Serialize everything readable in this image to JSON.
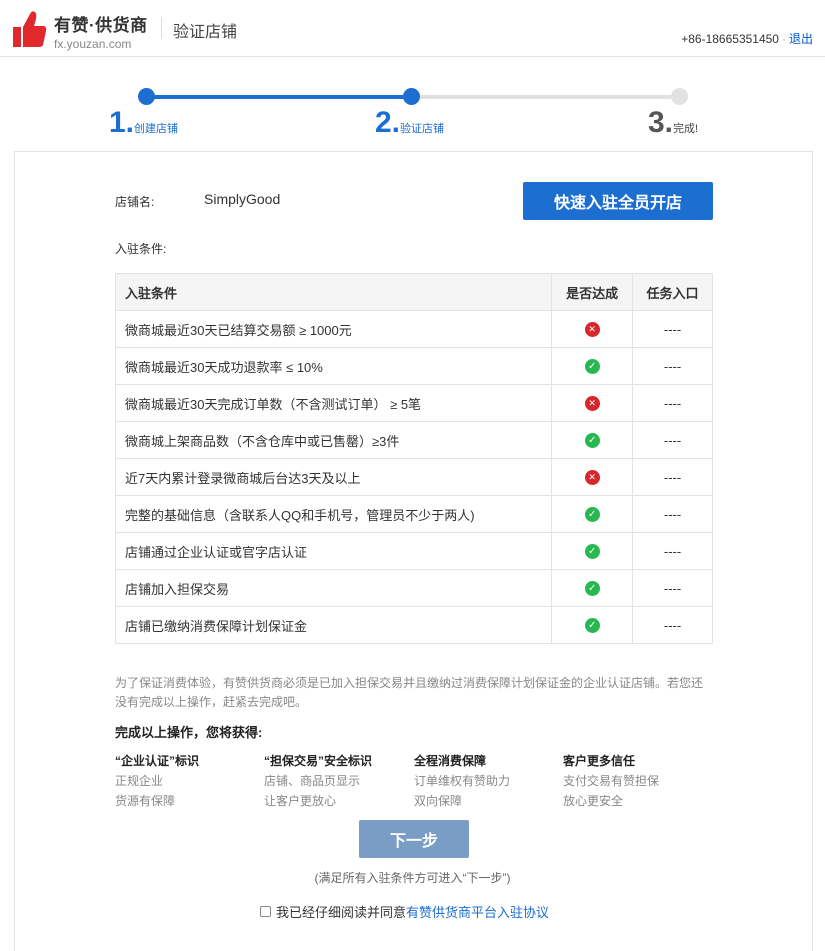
{
  "header": {
    "brand_name": "有赞·供货商",
    "brand_url": "fx.youzan.com",
    "title": "验证店铺",
    "phone": "+86-18665351450",
    "separator": "·",
    "logout": "退出"
  },
  "steps": [
    {
      "num": "1.",
      "label": "创建店铺",
      "state": "done"
    },
    {
      "num": "2.",
      "label": "验证店铺",
      "state": "current"
    },
    {
      "num": "3.",
      "label": "完成!",
      "state": "todo"
    }
  ],
  "shop": {
    "label": "店铺名:",
    "name": "SimplyGood",
    "quick_button": "快速入驻全员开店",
    "conditions_label": "入驻条件:"
  },
  "table": {
    "headers": [
      "入驻条件",
      "是否达成",
      "任务入口"
    ],
    "rows": [
      {
        "condition": "微商城最近30天已结算交易额 ≥ 1000元",
        "met": false,
        "entry": "----"
      },
      {
        "condition": "微商城最近30天成功退款率 ≤ 10%",
        "met": true,
        "entry": "----"
      },
      {
        "condition": "微商城最近30天完成订单数（不含测试订单） ≥ 5笔",
        "met": false,
        "entry": "----"
      },
      {
        "condition": "微商城上架商品数（不含仓库中或已售罄）≥3件",
        "met": true,
        "entry": "----"
      },
      {
        "condition": "近7天内累计登录微商城后台达3天及以上",
        "met": false,
        "entry": "----"
      },
      {
        "condition": "完整的基础信息（含联系人QQ和手机号，管理员不少于两人)",
        "met": true,
        "entry": "----"
      },
      {
        "condition": "店铺通过企业认证或官字店认证",
        "met": true,
        "entry": "----"
      },
      {
        "condition": "店铺加入担保交易",
        "met": true,
        "entry": "----"
      },
      {
        "condition": "店铺已缴纳消费保障计划保证金",
        "met": true,
        "entry": "----"
      }
    ]
  },
  "notice": {
    "line1": "为了保证消费体验，有赞供货商必须是已加入担保交易并且缴纳过消费保障计划保证金的企业认证店铺。若您还",
    "line2": "没有完成以上操作，赶紧去完成吧。"
  },
  "benefits": {
    "title": "完成以上操作，您将获得:",
    "items": [
      {
        "title": "“企业认证”标识",
        "lines": [
          "正规企业",
          "货源有保障"
        ]
      },
      {
        "title": "“担保交易”安全标识",
        "lines": [
          "店铺、商品页显示",
          "让客户更放心"
        ]
      },
      {
        "title": "全程消费保障",
        "lines": [
          "订单维权有赞助力",
          "双向保障"
        ]
      },
      {
        "title": "客户更多信任",
        "lines": [
          "支付交易有赞担保",
          "放心更安全"
        ]
      }
    ]
  },
  "next": {
    "button": "下一步",
    "hint": "(满足所有入驻条件方可进入“下一步”)"
  },
  "agreement": {
    "text": "我已经仔细阅读并同意",
    "link": "有赞供货商平台入驻协议",
    "checked": false
  },
  "colors": {
    "accent": "#1c6ed0",
    "ok": "#27b852",
    "fail": "#d7262c",
    "disabled_button": "#7a9dc6"
  },
  "icons": {
    "logo": "thumbs-up-icon",
    "met": "check-circle-icon",
    "unmet": "x-circle-icon"
  }
}
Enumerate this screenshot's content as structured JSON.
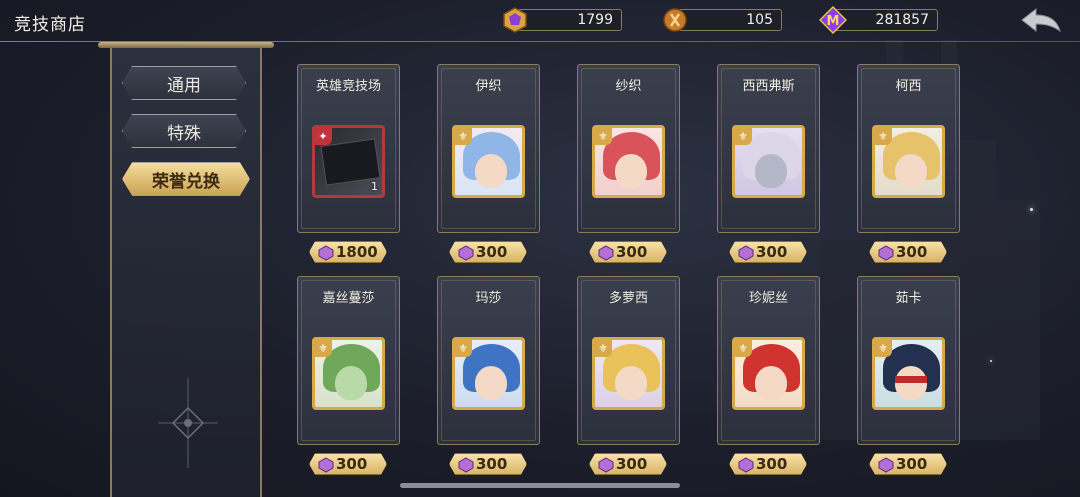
{
  "header": {
    "title": "竞技商店"
  },
  "resources": [
    {
      "icon": "honor-gem-icon",
      "value": "1799"
    },
    {
      "icon": "arena-medal-icon",
      "value": "105"
    },
    {
      "icon": "m-coin-icon",
      "value": "281857"
    }
  ],
  "nav": {
    "items": [
      {
        "label": "通用"
      },
      {
        "label": "特殊"
      },
      {
        "label": "荣誉兑换"
      }
    ],
    "active_index": 2
  },
  "items": [
    {
      "name": "英雄竞技场",
      "price": "1800",
      "count": "1"
    },
    {
      "name": "伊织",
      "price": "300"
    },
    {
      "name": "纱织",
      "price": "300"
    },
    {
      "name": "西西弗斯",
      "price": "300"
    },
    {
      "name": "柯西",
      "price": "300"
    },
    {
      "name": "嘉丝蔓莎",
      "price": "300"
    },
    {
      "name": "玛莎",
      "price": "300"
    },
    {
      "name": "多萝西",
      "price": "300"
    },
    {
      "name": "珍妮丝",
      "price": "300"
    },
    {
      "name": "茹卡",
      "price": "300"
    }
  ],
  "colors": {
    "accent_gold": "#d7a94a",
    "frame": "#8a7c5a",
    "price_bg": "#f6e2a8"
  }
}
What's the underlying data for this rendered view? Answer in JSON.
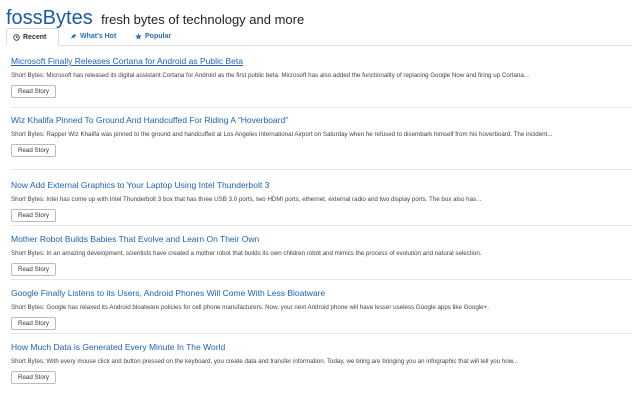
{
  "header": {
    "brand": "fossBytes",
    "tagline": "fresh bytes of technology and more"
  },
  "tabs": [
    {
      "label": "Recent",
      "icon": "clock-icon",
      "active": true
    },
    {
      "label": "What's Hot",
      "icon": "pin-icon",
      "active": false
    },
    {
      "label": "Popular",
      "icon": "star-icon",
      "active": false
    }
  ],
  "stories": [
    {
      "title": "Microsoft Finally Releases Cortana for Android as Public Beta",
      "summary": "Short Bytes: Microsoft has released its digital assistant Cortana for Android as the first public beta. Microsoft has also added the functionality of replacing Google Now and firing up Cortana...",
      "button": "Read Story"
    },
    {
      "title": "Wiz Khalifa Pinned To Ground And Handcuffed For Riding A “Hoverboard”",
      "summary": "Short Bytes: Rapper Wiz Khalifa was pinned to the ground and handcuffed at Los Angeles International Airport on Saturday when he refused to disembark himself from his hoverboard. The incident...",
      "button": "Read Story"
    },
    {
      "title": "Now Add External Graphics to Your Laptop Using Intel Thunderbolt 3",
      "summary": "Short Bytes: Intel has come up with Intel Thunderbolt 3 box that has three USB 3.0 ports, two HDMI ports, ethernet, external radio and two display ports. The box also has...",
      "button": "Read Story"
    },
    {
      "title": "Mother Robot Builds Babies That Evolve and Learn On Their Own",
      "summary": "Short Bytes: In an amazing development, scientists have created a mother robot that builds its own children robot and mimics the process of evolution and natural selection.",
      "button": "Read Story"
    },
    {
      "title": "Google Finally Listens to its Users, Android Phones Will Come With Less Bloatware",
      "summary": "Short Bytes: Google has relaxed its Android bloatware policies for cell phone manufacturers. Now, your next Android phone will have lesser useless Google apps like Google+.",
      "button": "Read Story"
    },
    {
      "title": "How Much Data is Generated Every Minute In The World",
      "summary": "Short Bytes: With every mouse click and button pressed on the keyboard, you create data and transfer information. Today, we bring are bringing you an infographic that will tell you how...",
      "button": "Read Story"
    }
  ]
}
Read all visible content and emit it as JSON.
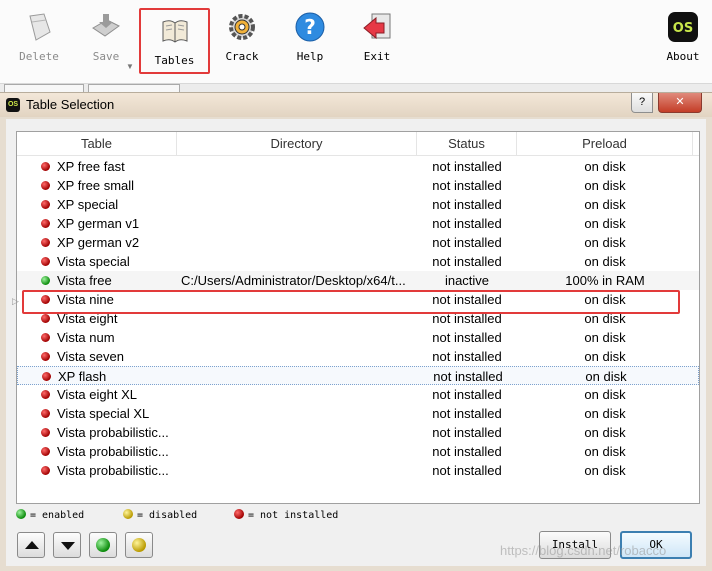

______

> [PROBLEM] Print the records word for word and exclude any picture they hold.

> [RESULT]
Serialize everything readable in this image to JSON.
{
  "header": {
    "brand_name": "有赞·供货商",
    "brand_url": "fx.youzan.com",
    "title": "验证店铺",
    "phone": "+86-18665351450",
    "separator": "·",
    "logout": "退出"
  },
  "steps": [
    {
      "num": "1.",
      "label": "创建店铺",
      "state": "done"
    },
    {
      "num": "2.",
      "label": "验证店铺",
      "state": "current"
    },
    {
      "num": "3.",
      "label": "完成!",
      "state": "todo"
    }
  ],
  "shop": {
    "label": "店铺名:",
    "name": "SimplyGood",
    "quick_button": "快速入驻全员开店",
    "conditions_label": "入驻条件:"
  },
  "table": {
    "headers": [
      "入驻条件",
      "是否达成",
      "任务入口"
    ],
    "rows": [
      {
        "condition": "微商城最近30天已结算交易额 ≥ 1000元",
        "met": false,
        "entry": "----"
      },
      {
        "condition": "微商城最近30天成功退款率 ≤ 10%",
        "met": true,
        "entry": "----"
      },
      {
        "condition": "微商城最近30天完成订单数（不含测试订单） ≥ 5笔",
        "met": false,
        "entry": "----"
      },
      {
        "condition": "微商城上架商品数（不含仓库中或已售罄）≥3件",
        "met": true,
        "entry": "----"
      },
      {
        "condition": "近7天内累计登录微商城后台达3天及以上",
        "met": false,
        "entry": "----"
      },
      {
        "condition": "完整的基础信息（含联系人QQ和手机号，管理员不少于两人)",
        "met": true,
        "entry": "----"
      },
      {
        "condition": "店铺通过企业认证或官字店认证",
        "met": true,
        "entry": "----"
      },
      {
        "condition": "店铺加入担保交易",
        "met": true,
        "entry": "----"
      },
      {
        "condition": "店铺已缴纳消费保障计划保证金",
        "met": true,
        "entry": "----"
      }
    ]
  },
  "notice": {
    "line1": "为了保证消费体验，有赞供货商必须是已加入担保交易并且缴纳过消费保障计划保证金的企业认证店铺。若您还",
    "line2": "没有完成以上操作，赶紧去完成吧。"
  },
  "benefits": {
    "title": "完成以上操作，您将获得:",
    "items": [
      {
        "title": "“企业认证”标识",
        "lines": [
          "正规企业",
          "货源有保障"
        ]
      },
      {
        "title": "“担保交易”安全标识",
        "lines": [
          "店铺、商品页显示",
          "让客户更放心"
        ]
      },
      {
        "title": "全程消费保障",
        "lines": [
          "订单维权有赞助力",
          "双向保障"
        ]
      },
      {
        "title": "客户更多信任",
        "lines": [
          "支付交易有赞担保",
          "放心更安全"
        ]
      }
    ]
  },
  "next": {
    "button": "下一步",
    "hint": "(满足所有入驻条件方可进入“下一步”)"
  },
  "agreement": {
    "text": "我已经仔细阅读并同意",
    "link": "有赞供货商平台入驻协议",
    "checked": false
  },
  "colors": {
    "accent": "#1c6ed0",
    "ok": "#27b852",
    "fail": "#d7262c",
    "disabled_button": "#7a9dc6"
  },
  "icons": {
    "logo": "thumbs-up-icon",
    "met": "check-circle-icon",
    "unmet": "x-circle-icon"
  }
}
Enumerate this screenshot's content as structured JSON.
{
  "header": {
    "title": "竞技商店"
  },
  "resources": [
    {
      "icon": "honor-gem-icon",
      "value": "1799"
    },
    {
      "icon": "arena-medal-icon",
      "value": "105"
    },
    {
      "icon": "m-coin-icon",
      "value": "281857"
    }
  ],
  "nav": {
    "items": [
      {
        "label": "通用"
      },
      {
        "label": "特殊"
      },
      {
        "label": "荣誉兑换"
      }
    ],
    "active_index": 2
  },
  "items": [
    {
      "name": "英雄竞技场",
      "price": "1800",
      "count": "1"
    },
    {
      "name": "伊织",
      "price": "300"
    },
    {
      "name": "纱织",
      "price": "300"
    },
    {
      "name": "西西弗斯",
      "price": "300"
    },
    {
      "name": "柯西",
      "price": "300"
    },
    {
      "name": "嘉丝蔓莎",
      "price": "300"
    },
    {
      "name": "玛莎",
      "price": "300"
    },
    {
      "name": "多萝西",
      "price": "300"
    },
    {
      "name": "珍妮丝",
      "price": "300"
    },
    {
      "name": "茹卡",
      "price": "300"
    }
  ],
  "colors": {
    "accent_gold": "#d7a94a",
    "frame": "#8a7c5a",
    "price_bg": "#f6e2a8"
  }
}
What's the underlying data for this rendered view? Answer in JSON.
{
  "header": {
    "brand": "fossBytes",
    "tagline": "fresh bytes of technology and more"
  },
  "tabs": [
    {
      "label": "Recent",
      "icon": "clock-icon",
      "active": true
    },
    {
      "label": "What's Hot",
      "icon": "pin-icon",
      "active": false
    },
    {
      "label": "Popular",
      "icon": "star-icon",
      "active": false
    }
  ],
  "stories": [
    {
      "title": "Microsoft Finally Releases Cortana for Android as Public Beta",
      "summary": "Short Bytes: Microsoft has released its digital assistant Cortana for Android as the first public beta. Microsoft has also added the functionality of replacing Google Now and firing up Cortana...",
      "button": "Read Story"
    },
    {
      "title": "Wiz Khalifa Pinned To Ground And Handcuffed For Riding A “Hoverboard”",
      "summary": "Short Bytes: Rapper Wiz Khalifa was pinned to the ground and handcuffed at Los Angeles International Airport on Saturday when he refused to disembark himself from his hoverboard. The incident...",
      "button": "Read Story"
    },
    {
      "title": "Now Add External Graphics to Your Laptop Using Intel Thunderbolt 3",
      "summary": "Short Bytes: Intel has come up with Intel Thunderbolt 3 box that has three USB 3.0 ports, two HDMI ports, ethernet, external radio and two display ports. The box also has...",
      "button": "Read Story"
    },
    {
      "title": "Mother Robot Builds Babies That Evolve and Learn On Their Own",
      "summary": "Short Bytes: In an amazing development, scientists have created a mother robot that builds its own children robot and mimics the process of evolution and natural selection.",
      "button": "Read Story"
    },
    {
      "title": "Google Finally Listens to its Users, Android Phones Will Come With Less Bloatware",
      "summary": "Short Bytes: Google has relaxed its Android bloatware policies for cell phone manufacturers. Now, your next Android phone will have lesser useless Google apps like Google+.",
      "button": "Read Story"
    },
    {
      "title": "How Much Data is Generated Every Minute In The World",
      "summary": "Short Bytes: With every mouse click and button pressed on the keyboard, you create data and transfer information. Today, we bring are bringing you an infographic that will tell you how...",
      "button": "Read Story"
    }
  ]
}
Read all visible content and emit it as JSON.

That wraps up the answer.